OBJECTIVE:
Pick out each line in these entries that contains the string "после".

Data records:
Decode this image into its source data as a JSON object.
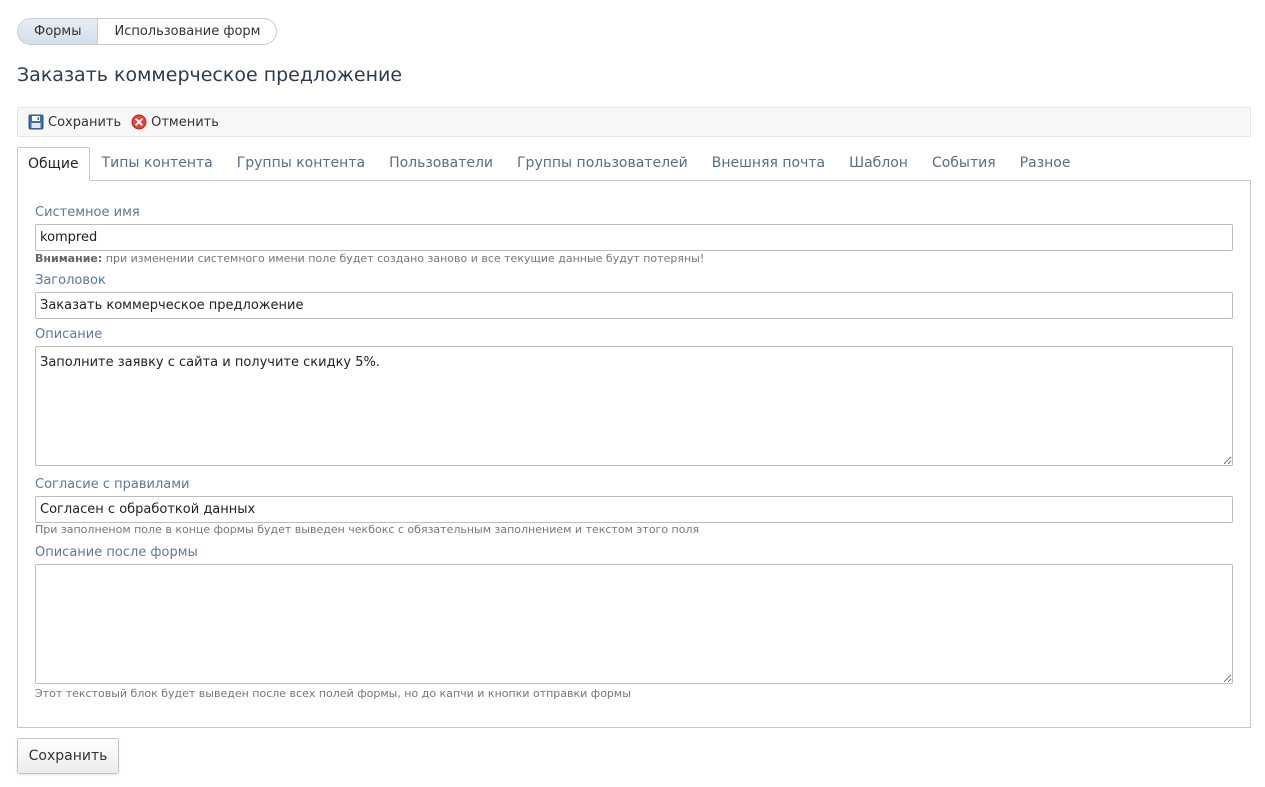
{
  "top_nav": {
    "forms": "Формы",
    "forms_usage": "Использование форм"
  },
  "page": {
    "title": "Заказать коммерческое предложение"
  },
  "toolbar": {
    "save_label": "Сохранить",
    "cancel_label": "Отменить",
    "save_icon": "floppy-disk-icon",
    "cancel_icon": "cancel-circle-icon"
  },
  "tabs": [
    {
      "label": "Общие",
      "active": true
    },
    {
      "label": "Типы контента"
    },
    {
      "label": "Группы контента"
    },
    {
      "label": "Пользователи"
    },
    {
      "label": "Группы пользователей"
    },
    {
      "label": "Внешняя почта"
    },
    {
      "label": "Шаблон"
    },
    {
      "label": "События"
    },
    {
      "label": "Разное"
    }
  ],
  "fields": {
    "system_name": {
      "label": "Системное имя",
      "value": "kompred",
      "warning_bold": "Внимание:",
      "warning_text": " при изменении системного имени поле будет создано заново и все текущие данные будут потеряны!"
    },
    "title": {
      "label": "Заголовок",
      "value": "Заказать коммерческое предложение"
    },
    "description": {
      "label": "Описание",
      "value": "Заполните заявку с сайта и получите скидку 5%."
    },
    "agreement": {
      "label": "Согласие с правилами",
      "value": "Согласен с обработкой данных",
      "hint": "При заполненом поле в конце формы будет выведен чекбокс с обязательным заполнением и текстом этого поля"
    },
    "after_description": {
      "label": "Описание после формы",
      "value": "",
      "hint": "Этот текстовый блок будет выведен после всех полей формы, но до капчи и кнопки отправки формы"
    }
  },
  "footer": {
    "save_label": "Сохранить"
  },
  "colors": {
    "label": "#5c7a99",
    "tab_text": "#5a6e84",
    "title": "#2d3b4a"
  }
}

RESULT OF THIS TASK:
      "label": "Описание после формы",
      "hint": "Этот текстовый блок будет выведен после всех полей формы, но до капчи и кнопки отправки формы"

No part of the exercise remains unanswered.